Work required — A verbatim copy of the records is required, with all pictures left out.

— Start Data entries —

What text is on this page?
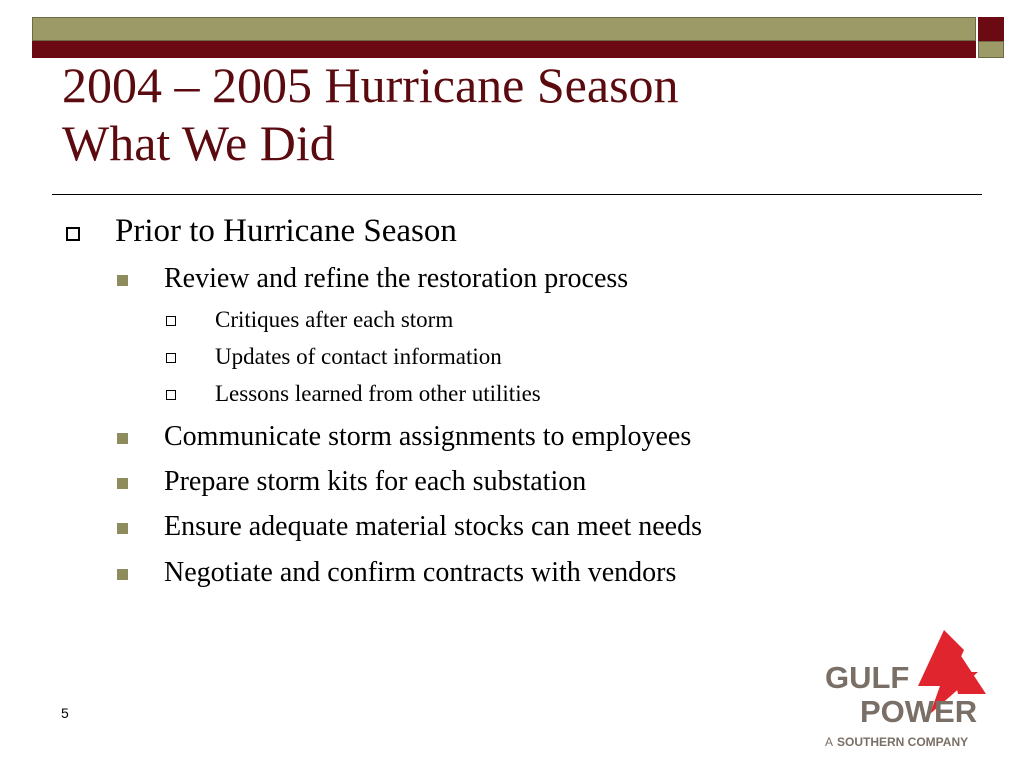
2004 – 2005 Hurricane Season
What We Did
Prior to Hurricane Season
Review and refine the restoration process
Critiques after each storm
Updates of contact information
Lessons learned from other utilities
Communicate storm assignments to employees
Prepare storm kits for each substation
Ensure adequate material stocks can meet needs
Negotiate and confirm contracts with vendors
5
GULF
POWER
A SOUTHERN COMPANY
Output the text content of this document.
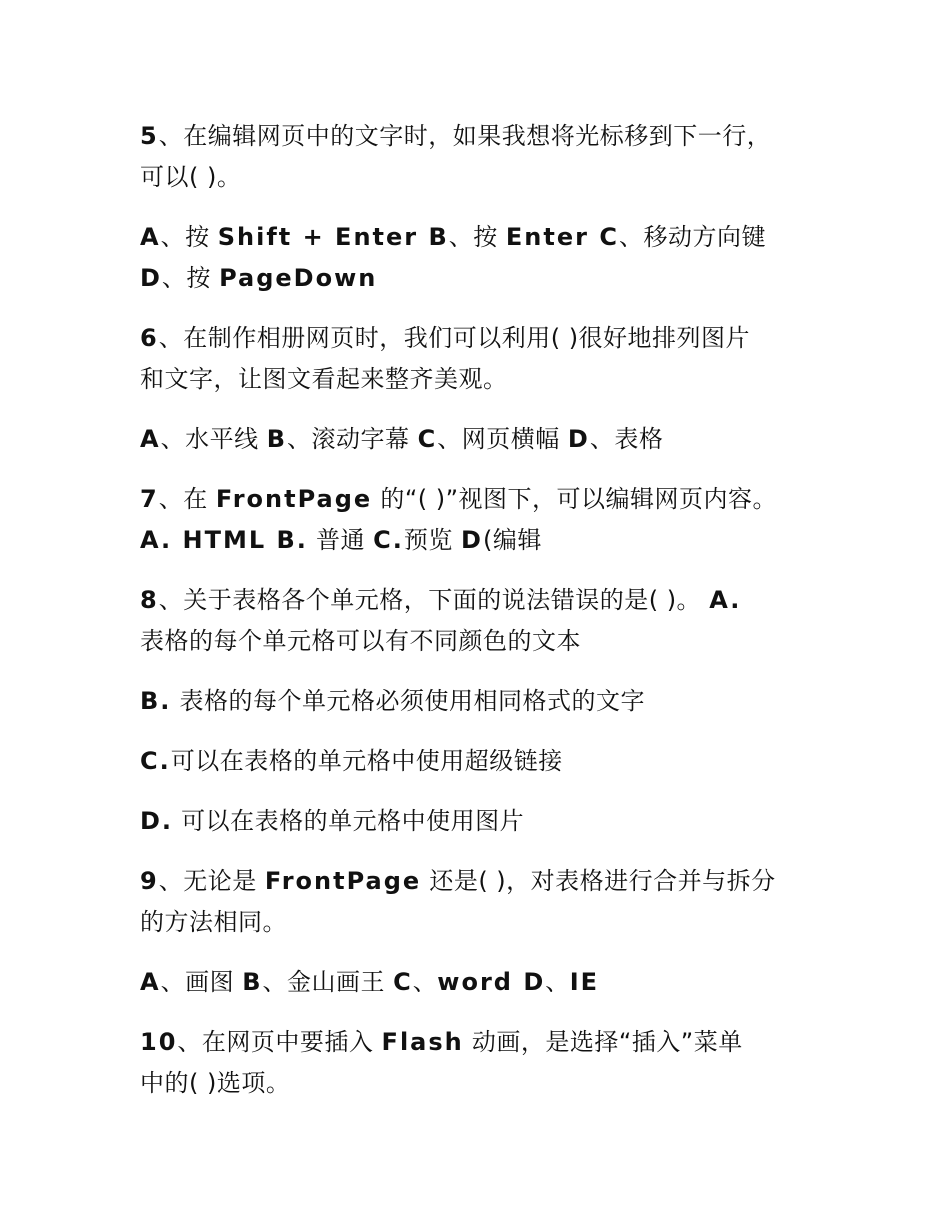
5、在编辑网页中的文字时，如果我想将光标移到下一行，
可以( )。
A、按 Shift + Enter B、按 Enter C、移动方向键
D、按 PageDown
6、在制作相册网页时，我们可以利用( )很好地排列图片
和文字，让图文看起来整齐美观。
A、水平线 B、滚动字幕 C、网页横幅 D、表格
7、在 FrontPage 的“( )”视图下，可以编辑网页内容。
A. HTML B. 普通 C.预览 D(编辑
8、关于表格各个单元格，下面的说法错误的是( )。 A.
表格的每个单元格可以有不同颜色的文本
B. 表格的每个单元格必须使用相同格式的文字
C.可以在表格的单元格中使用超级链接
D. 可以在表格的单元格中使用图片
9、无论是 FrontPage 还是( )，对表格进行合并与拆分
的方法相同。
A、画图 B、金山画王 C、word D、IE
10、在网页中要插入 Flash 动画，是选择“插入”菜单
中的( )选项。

— End Data entries —

The completed task —
What text is on this page?
2004 – 2005 Hurricane Season
What We Did
Prior to Hurricane Season
Review and refine the restoration process
Critiques after each storm
Updates of contact information
Lessons learned from other utilities
Communicate storm assignments to employees
Prepare storm kits for each substation
Ensure adequate material stocks can meet needs
Negotiate and confirm contracts with vendors
5
GULF
POWER
A SOUTHERN COMPANY
Output the text content of this document.
5、在编辑网页中的文字时，如果我想将光标移到下一行，
可以( )。
A、按 Shift + Enter B、按 Enter C、移动方向键
D、按 PageDown
6、在制作相册网页时，我们可以利用( )很好地排列图片
和文字，让图文看起来整齐美观。
A、水平线 B、滚动字幕 C、网页横幅 D、表格
7、在 FrontPage 的“( )”视图下，可以编辑网页内容。
A. HTML B. 普通 C.预览 D(编辑
8、关于表格各个单元格，下面的说法错误的是( )。 A.
表格的每个单元格可以有不同颜色的文本
B. 表格的每个单元格必须使用相同格式的文字
C.可以在表格的单元格中使用超级链接
D. 可以在表格的单元格中使用图片
9、无论是 FrontPage 还是( )，对表格进行合并与拆分
的方法相同。
A、画图 B、金山画王 C、word D、IE
10、在网页中要插入 Flash 动画，是选择“插入”菜单
中的( )选项。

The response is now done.